WRITTEN REQUEST: Each entry below is to be duplicated verbatim.

Collected data
────────────────

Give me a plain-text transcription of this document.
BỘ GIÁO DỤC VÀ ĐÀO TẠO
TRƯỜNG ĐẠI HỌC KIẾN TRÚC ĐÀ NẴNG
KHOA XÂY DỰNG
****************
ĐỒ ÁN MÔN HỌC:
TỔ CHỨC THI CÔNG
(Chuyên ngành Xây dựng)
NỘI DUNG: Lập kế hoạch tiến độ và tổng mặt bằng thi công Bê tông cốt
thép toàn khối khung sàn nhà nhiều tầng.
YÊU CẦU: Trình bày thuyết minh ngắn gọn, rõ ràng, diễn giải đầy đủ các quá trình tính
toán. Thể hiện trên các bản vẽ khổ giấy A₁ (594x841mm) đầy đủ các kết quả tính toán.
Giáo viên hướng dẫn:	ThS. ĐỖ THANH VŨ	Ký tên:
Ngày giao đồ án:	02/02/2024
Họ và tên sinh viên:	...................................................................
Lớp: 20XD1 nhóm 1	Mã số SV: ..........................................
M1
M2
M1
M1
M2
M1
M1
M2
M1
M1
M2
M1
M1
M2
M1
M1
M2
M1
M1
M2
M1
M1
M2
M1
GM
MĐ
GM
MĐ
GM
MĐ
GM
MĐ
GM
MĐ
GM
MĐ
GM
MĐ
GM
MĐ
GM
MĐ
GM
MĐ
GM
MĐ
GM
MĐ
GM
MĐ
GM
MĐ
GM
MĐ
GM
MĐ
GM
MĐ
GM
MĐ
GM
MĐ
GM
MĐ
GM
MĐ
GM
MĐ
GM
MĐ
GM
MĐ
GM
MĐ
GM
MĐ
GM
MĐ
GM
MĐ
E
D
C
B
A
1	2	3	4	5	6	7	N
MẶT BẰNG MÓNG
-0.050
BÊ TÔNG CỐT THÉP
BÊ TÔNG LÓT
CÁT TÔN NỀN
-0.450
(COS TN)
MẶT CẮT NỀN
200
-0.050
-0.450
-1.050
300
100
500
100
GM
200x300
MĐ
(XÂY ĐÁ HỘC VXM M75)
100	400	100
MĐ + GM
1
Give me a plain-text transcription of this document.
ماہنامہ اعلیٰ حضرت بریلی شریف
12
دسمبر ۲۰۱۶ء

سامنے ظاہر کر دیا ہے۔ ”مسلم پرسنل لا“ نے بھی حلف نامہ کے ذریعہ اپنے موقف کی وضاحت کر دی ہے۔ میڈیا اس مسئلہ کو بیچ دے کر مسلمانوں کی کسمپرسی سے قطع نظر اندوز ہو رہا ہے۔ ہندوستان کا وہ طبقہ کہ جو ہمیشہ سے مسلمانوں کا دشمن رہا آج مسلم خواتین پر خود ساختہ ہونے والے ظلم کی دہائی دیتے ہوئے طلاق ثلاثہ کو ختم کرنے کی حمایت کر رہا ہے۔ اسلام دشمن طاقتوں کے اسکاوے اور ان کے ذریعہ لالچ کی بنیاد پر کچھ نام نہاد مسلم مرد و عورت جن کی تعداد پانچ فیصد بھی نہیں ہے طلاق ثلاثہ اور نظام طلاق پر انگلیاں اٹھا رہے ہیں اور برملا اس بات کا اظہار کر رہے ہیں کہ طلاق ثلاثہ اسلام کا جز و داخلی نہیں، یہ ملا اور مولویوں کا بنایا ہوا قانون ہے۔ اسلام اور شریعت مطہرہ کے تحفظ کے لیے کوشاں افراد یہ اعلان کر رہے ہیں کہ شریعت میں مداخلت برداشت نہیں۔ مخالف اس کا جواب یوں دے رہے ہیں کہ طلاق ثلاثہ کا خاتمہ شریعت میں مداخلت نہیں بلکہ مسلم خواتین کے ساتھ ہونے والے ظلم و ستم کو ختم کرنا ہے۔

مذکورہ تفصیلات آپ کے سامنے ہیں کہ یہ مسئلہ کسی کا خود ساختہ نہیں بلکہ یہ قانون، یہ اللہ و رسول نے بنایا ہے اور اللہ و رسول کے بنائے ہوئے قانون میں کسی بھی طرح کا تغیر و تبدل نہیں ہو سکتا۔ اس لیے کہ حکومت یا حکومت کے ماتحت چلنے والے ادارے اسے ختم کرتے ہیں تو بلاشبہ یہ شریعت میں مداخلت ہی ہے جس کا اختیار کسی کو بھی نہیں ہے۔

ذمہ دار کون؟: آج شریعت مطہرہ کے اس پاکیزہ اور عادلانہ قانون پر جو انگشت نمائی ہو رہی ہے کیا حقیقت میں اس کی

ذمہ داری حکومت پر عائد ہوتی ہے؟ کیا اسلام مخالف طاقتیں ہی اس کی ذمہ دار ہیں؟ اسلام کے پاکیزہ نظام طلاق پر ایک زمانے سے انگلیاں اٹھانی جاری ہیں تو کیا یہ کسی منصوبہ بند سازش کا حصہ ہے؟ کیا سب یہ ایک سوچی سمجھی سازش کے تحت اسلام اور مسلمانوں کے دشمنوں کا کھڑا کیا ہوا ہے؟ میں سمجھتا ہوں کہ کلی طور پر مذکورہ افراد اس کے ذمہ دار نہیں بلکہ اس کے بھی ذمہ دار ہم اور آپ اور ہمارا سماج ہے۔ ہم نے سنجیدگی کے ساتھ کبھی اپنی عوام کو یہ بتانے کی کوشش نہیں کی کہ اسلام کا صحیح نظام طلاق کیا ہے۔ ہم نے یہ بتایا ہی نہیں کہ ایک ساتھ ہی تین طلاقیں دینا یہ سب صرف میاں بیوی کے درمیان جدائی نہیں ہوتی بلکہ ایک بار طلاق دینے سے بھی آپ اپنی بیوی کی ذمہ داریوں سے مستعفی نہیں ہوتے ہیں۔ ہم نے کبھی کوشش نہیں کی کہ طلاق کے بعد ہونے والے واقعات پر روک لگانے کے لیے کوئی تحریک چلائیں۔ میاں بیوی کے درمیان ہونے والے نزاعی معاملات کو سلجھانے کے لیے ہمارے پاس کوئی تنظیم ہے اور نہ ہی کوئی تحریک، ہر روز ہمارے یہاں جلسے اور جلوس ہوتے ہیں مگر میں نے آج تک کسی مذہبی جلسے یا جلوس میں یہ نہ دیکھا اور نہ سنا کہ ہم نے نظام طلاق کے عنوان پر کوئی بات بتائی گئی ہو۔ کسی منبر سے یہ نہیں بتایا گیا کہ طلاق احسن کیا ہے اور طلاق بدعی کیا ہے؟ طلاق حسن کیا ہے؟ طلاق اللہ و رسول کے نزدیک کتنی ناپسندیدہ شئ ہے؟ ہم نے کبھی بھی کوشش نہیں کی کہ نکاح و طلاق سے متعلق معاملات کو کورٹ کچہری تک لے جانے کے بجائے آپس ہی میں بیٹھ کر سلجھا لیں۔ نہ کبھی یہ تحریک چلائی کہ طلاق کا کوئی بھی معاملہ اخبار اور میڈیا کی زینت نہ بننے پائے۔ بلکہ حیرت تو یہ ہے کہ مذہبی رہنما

────────────────

SOLUTION FOR THIS EXERCISE:
Give me a plain-text transcription of this document.
BỘ GIÁO DỤC VÀ ĐÀO TẠO
TRƯỜNG ĐẠI HỌC KIẾN TRÚC ĐÀ NẴNG
KHOA XÂY DỰNG
****************
ĐỒ ÁN MÔN HỌC:
TỔ CHỨC THI CÔNG
(Chuyên ngành Xây dựng)
NỘI DUNG: Lập kế hoạch tiến độ và tổng mặt bằng thi công Bê tông cốt
thép toàn khối khung sàn nhà nhiều tầng.
YÊU CẦU: Trình bày thuyết minh ngắn gọn, rõ ràng, diễn giải đầy đủ các quá trình tính
toán. Thể hiện trên các bản vẽ khổ giấy A₁ (594x841mm) đầy đủ các kết quả tính toán.
Giáo viên hướng dẫn:	ThS. ĐỖ THANH VŨ	Ký tên:
Ngày giao đồ án:	02/02/2024
Họ và tên sinh viên:	...................................................................
Lớp: 20XD1 nhóm 1	Mã số SV: ..........................................
M1
M2
M1
M1
M2
M1
M1
M2
M1
M1
M2
M1
M1
M2
M1
M1
M2
M1
M1
M2
M1
M1
M2
M1
GM
MĐ
GM
MĐ
GM
MĐ
GM
MĐ
GM
MĐ
GM
MĐ
GM
MĐ
GM
MĐ
GM
MĐ
GM
MĐ
GM
MĐ
GM
MĐ
GM
MĐ
GM
MĐ
GM
MĐ
GM
MĐ
GM
MĐ
GM
MĐ
GM
MĐ
GM
MĐ
GM
MĐ
GM
MĐ
GM
MĐ
GM
MĐ
GM
MĐ
GM
MĐ
GM
MĐ
GM
MĐ
E
D
C
B
A
1	2	3	4	5	6	7	N
MẶT BẰNG MÓNG
-0.050
BÊ TÔNG CỐT THÉP
BÊ TÔNG LÓT
CÁT TÔN NỀN
-0.450
(COS TN)
MẶT CẮT NỀN
200
-0.050
-0.450
-1.050
300
100
500
100
GM
200x300
MĐ
(XÂY ĐÁ HỘC VXM M75)
100	400	100
MĐ + GM
1
Give me a plain-text transcription of this document.
ماہنامہ اعلیٰ حضرت بریلی شریف
12
دسمبر ۲۰۱۶ء

سامنے ظاہر کر دیا ہے۔ ”مسلم پرسنل لا“ نے بھی حلف نامہ کے ذریعہ اپنے موقف کی وضاحت کر دی ہے۔ میڈیا اس مسئلہ کو بیچ دے کر مسلمانوں کی کسمپرسی سے قطع نظر اندوز ہو رہا ہے۔ ہندوستان کا وہ طبقہ کہ جو ہمیشہ سے مسلمانوں کا دشمن رہا آج مسلم خواتین پر خود ساختہ ہونے والے ظلم کی دہائی دیتے ہوئے طلاق ثلاثہ کو ختم کرنے کی حمایت کر رہا ہے۔ اسلام دشمن طاقتوں کے اسکاوے اور ان کے ذریعہ لالچ کی بنیاد پر کچھ نام نہاد مسلم مرد و عورت جن کی تعداد پانچ فیصد بھی نہیں ہے طلاق ثلاثہ اور نظام طلاق پر انگلیاں اٹھا رہے ہیں اور برملا اس بات کا اظہار کر رہے ہیں کہ طلاق ثلاثہ اسلام کا جز و داخلی نہیں، یہ ملا اور مولویوں کا بنایا ہوا قانون ہے۔ اسلام اور شریعت مطہرہ کے تحفظ کے لیے کوشاں افراد یہ اعلان کر رہے ہیں کہ شریعت میں مداخلت برداشت نہیں۔ مخالف اس کا جواب یوں دے رہے ہیں کہ طلاق ثلاثہ کا خاتمہ شریعت میں مداخلت نہیں بلکہ مسلم خواتین کے ساتھ ہونے والے ظلم و ستم کو ختم کرنا ہے۔

مذکورہ تفصیلات آپ کے سامنے ہیں کہ یہ مسئلہ کسی کا خود ساختہ نہیں بلکہ یہ قانون، یہ اللہ و رسول نے بنایا ہے اور اللہ و رسول کے بنائے ہوئے قانون میں کسی بھی طرح کا تغیر و تبدل نہیں ہو سکتا۔ اس لیے کہ حکومت یا حکومت کے ماتحت چلنے والے ادارے اسے ختم کرتے ہیں تو بلاشبہ یہ شریعت میں مداخلت ہی ہے جس کا اختیار کسی کو بھی نہیں ہے۔

ذمہ دار کون؟: آج شریعت مطہرہ کے اس پاکیزہ اور عادلانہ قانون پر جو انگشت نمائی ہو رہی ہے کیا حقیقت میں اس کی

ذمہ داری حکومت پر عائد ہوتی ہے؟ کیا اسلام مخالف طاقتیں ہی اس کی ذمہ دار ہیں؟ اسلام کے پاکیزہ نظام طلاق پر ایک زمانے سے انگلیاں اٹھانی جاری ہیں تو کیا یہ کسی منصوبہ بند سازش کا حصہ ہے؟ کیا سب یہ ایک سوچی سمجھی سازش کے تحت اسلام اور مسلمانوں کے دشمنوں کا کھڑا کیا ہوا ہے؟ میں سمجھتا ہوں کہ کلی طور پر مذکورہ افراد اس کے ذمہ دار نہیں بلکہ اس کے بھی ذمہ دار ہم اور آپ اور ہمارا سماج ہے۔ ہم نے سنجیدگی کے ساتھ کبھی اپنی عوام کو یہ بتانے کی کوشش نہیں کی کہ اسلام کا صحیح نظام طلاق کیا ہے۔ ہم نے یہ بتایا ہی نہیں کہ ایک ساتھ ہی تین طلاقیں دینا یہ سب صرف میاں بیوی کے درمیان جدائی نہیں ہوتی بلکہ ایک بار طلاق دینے سے بھی آپ اپنی بیوی کی ذمہ داریوں سے مستعفی نہیں ہوتے ہیں۔ ہم نے کبھی کوشش نہیں کی کہ طلاق کے بعد ہونے والے واقعات پر روک لگانے کے لیے کوئی تحریک چلائیں۔ میاں بیوی کے درمیان ہونے والے نزاعی معاملات کو سلجھانے کے لیے ہمارے پاس کوئی تنظیم ہے اور نہ ہی کوئی تحریک، ہر روز ہمارے یہاں جلسے اور جلوس ہوتے ہیں مگر میں نے آج تک کسی مذہبی جلسے یا جلوس میں یہ نہ دیکھا اور نہ سنا کہ ہم نے نظام طلاق کے عنوان پر کوئی بات بتائی گئی ہو۔ کسی منبر سے یہ نہیں بتایا گیا کہ طلاق احسن کیا ہے اور طلاق بدعی کیا ہے؟ طلاق حسن کیا ہے؟ طلاق اللہ و رسول کے نزدیک کتنی ناپسندیدہ شئ ہے؟ ہم نے کبھی بھی کوشش نہیں کی کہ نکاح و طلاق سے متعلق معاملات کو کورٹ کچہری تک لے جانے کے بجائے آپس ہی میں بیٹھ کر سلجھا لیں۔ نہ کبھی یہ تحریک چلائی کہ طلاق کا کوئی بھی معاملہ اخبار اور میڈیا کی زینت نہ بننے پائے۔ بلکہ حیرت تو یہ ہے کہ مذہبی رہنما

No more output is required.